▸ **WHAT YOU ARE ASKED TO DO**
Isolate every line in the data with the string "temperature" and copy it.

▸ **INPUT ROWS**

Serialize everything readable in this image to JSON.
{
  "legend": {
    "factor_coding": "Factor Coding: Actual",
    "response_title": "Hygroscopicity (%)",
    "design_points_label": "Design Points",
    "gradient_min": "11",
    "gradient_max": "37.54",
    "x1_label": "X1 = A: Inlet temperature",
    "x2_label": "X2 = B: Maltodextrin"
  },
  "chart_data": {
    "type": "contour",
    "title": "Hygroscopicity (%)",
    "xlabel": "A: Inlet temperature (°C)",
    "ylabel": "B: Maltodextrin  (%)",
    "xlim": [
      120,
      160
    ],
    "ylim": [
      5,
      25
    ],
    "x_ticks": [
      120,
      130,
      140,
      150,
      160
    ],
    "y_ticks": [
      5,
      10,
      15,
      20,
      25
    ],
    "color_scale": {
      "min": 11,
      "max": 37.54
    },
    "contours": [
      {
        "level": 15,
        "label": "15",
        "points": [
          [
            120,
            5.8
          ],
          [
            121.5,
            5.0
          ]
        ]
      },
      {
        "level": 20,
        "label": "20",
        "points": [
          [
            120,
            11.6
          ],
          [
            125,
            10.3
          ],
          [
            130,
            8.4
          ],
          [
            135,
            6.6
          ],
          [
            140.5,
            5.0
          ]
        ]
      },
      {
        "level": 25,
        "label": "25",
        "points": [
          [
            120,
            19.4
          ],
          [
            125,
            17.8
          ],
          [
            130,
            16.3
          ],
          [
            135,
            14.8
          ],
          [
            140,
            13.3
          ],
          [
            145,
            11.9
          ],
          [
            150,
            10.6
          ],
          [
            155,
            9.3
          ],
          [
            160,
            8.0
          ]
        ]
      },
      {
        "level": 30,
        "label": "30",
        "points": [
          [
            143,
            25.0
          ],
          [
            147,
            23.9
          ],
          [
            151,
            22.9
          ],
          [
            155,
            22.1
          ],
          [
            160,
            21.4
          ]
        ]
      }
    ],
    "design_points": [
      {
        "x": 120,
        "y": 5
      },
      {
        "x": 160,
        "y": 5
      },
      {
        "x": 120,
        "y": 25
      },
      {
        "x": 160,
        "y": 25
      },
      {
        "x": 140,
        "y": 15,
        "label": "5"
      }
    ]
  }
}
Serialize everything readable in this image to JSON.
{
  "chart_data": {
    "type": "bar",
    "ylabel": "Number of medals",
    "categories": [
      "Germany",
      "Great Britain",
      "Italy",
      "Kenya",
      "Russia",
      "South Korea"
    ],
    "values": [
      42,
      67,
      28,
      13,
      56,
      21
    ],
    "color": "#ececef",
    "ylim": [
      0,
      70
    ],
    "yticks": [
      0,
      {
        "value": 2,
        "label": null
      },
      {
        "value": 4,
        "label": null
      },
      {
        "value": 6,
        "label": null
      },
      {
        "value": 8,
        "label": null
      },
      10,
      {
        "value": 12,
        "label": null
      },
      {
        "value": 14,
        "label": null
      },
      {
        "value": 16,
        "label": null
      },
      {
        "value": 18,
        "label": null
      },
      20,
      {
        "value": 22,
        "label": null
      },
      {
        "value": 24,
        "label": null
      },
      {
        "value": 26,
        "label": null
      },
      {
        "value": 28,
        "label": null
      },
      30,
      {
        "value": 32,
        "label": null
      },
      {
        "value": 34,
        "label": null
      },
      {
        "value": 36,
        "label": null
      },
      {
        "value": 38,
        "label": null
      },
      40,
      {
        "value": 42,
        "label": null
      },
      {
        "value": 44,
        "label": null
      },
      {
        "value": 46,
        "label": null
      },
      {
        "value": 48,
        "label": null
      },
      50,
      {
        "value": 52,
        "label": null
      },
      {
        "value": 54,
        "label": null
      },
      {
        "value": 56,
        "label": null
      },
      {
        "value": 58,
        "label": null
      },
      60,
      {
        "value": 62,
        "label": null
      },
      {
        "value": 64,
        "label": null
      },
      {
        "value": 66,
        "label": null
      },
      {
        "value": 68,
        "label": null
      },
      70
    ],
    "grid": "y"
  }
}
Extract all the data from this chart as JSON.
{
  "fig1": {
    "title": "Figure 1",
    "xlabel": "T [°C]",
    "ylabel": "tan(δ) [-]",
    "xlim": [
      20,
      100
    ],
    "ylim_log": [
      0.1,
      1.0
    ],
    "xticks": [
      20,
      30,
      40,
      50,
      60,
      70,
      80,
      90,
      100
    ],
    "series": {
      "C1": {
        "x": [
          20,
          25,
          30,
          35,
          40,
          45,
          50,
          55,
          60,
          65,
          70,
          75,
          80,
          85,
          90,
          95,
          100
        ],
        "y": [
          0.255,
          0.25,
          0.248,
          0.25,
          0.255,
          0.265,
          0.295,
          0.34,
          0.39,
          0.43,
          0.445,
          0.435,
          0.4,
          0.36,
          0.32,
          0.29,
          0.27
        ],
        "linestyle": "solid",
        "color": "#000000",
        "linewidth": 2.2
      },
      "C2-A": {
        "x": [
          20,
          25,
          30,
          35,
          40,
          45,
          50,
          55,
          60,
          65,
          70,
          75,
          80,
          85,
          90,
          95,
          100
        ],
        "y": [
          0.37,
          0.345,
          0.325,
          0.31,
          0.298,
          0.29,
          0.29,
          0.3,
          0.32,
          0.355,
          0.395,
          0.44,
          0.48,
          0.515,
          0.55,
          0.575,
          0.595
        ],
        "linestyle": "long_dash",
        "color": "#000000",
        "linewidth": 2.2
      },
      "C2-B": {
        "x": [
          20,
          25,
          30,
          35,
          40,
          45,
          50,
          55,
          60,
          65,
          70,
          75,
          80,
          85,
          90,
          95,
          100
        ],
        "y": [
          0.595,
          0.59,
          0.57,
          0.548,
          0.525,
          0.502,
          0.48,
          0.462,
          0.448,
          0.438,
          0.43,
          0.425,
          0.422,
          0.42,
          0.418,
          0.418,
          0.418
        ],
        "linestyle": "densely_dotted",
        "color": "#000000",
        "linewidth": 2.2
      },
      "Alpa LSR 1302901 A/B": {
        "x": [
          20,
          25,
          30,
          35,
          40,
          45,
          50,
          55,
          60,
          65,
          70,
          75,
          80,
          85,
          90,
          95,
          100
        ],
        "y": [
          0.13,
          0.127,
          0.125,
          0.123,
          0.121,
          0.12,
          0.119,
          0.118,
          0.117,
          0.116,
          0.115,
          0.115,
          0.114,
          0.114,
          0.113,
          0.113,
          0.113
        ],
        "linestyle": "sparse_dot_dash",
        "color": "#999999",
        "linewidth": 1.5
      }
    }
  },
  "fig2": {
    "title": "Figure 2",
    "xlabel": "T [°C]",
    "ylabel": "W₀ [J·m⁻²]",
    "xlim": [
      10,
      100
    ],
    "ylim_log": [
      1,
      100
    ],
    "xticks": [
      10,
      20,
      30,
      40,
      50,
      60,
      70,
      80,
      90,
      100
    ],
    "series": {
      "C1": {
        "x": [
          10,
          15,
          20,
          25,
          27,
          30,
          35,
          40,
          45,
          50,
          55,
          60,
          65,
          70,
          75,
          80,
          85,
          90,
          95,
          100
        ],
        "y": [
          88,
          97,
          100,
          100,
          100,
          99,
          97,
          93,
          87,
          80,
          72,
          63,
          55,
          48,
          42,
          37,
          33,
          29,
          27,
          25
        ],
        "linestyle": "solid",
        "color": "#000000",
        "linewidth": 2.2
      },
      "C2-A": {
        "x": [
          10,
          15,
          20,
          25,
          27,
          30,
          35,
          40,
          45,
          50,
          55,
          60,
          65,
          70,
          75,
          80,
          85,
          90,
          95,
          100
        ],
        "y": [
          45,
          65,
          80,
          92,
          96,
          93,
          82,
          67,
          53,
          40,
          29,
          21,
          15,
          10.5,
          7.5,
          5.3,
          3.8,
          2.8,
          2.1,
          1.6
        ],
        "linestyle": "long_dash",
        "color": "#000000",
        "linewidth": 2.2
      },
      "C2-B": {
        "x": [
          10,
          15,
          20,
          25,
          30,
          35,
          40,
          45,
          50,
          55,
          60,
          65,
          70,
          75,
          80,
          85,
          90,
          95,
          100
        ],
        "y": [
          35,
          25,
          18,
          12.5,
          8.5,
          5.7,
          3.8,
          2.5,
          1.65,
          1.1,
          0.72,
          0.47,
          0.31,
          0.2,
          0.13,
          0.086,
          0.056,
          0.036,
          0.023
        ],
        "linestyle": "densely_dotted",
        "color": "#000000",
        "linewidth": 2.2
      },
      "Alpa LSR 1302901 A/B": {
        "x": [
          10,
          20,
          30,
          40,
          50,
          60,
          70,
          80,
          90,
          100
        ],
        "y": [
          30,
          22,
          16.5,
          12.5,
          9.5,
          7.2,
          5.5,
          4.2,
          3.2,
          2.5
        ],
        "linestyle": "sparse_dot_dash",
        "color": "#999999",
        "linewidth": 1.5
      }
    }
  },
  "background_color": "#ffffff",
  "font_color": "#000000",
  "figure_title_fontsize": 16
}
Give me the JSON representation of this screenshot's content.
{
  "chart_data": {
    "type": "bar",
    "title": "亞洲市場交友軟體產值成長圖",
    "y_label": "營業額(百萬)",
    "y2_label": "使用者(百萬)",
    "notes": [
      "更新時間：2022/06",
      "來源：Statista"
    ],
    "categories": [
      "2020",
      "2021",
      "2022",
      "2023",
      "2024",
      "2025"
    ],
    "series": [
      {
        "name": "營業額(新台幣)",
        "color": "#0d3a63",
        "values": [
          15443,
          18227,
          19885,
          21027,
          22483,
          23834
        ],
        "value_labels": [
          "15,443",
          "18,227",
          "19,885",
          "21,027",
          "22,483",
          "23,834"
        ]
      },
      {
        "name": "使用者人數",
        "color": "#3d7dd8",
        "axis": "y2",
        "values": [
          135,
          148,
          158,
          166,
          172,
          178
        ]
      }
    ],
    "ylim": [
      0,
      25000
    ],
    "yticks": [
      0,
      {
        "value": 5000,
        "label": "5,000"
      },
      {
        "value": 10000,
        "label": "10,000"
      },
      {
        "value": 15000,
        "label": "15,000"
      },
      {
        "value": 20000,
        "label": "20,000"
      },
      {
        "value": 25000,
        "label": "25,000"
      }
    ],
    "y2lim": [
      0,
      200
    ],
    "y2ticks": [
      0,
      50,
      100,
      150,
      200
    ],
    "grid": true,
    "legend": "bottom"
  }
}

▸ **RESULT OF THE TASK**
    "x1_label": "X1 = A: Inlet temperature",
    "xlabel": "A: Inlet temperature (°C)",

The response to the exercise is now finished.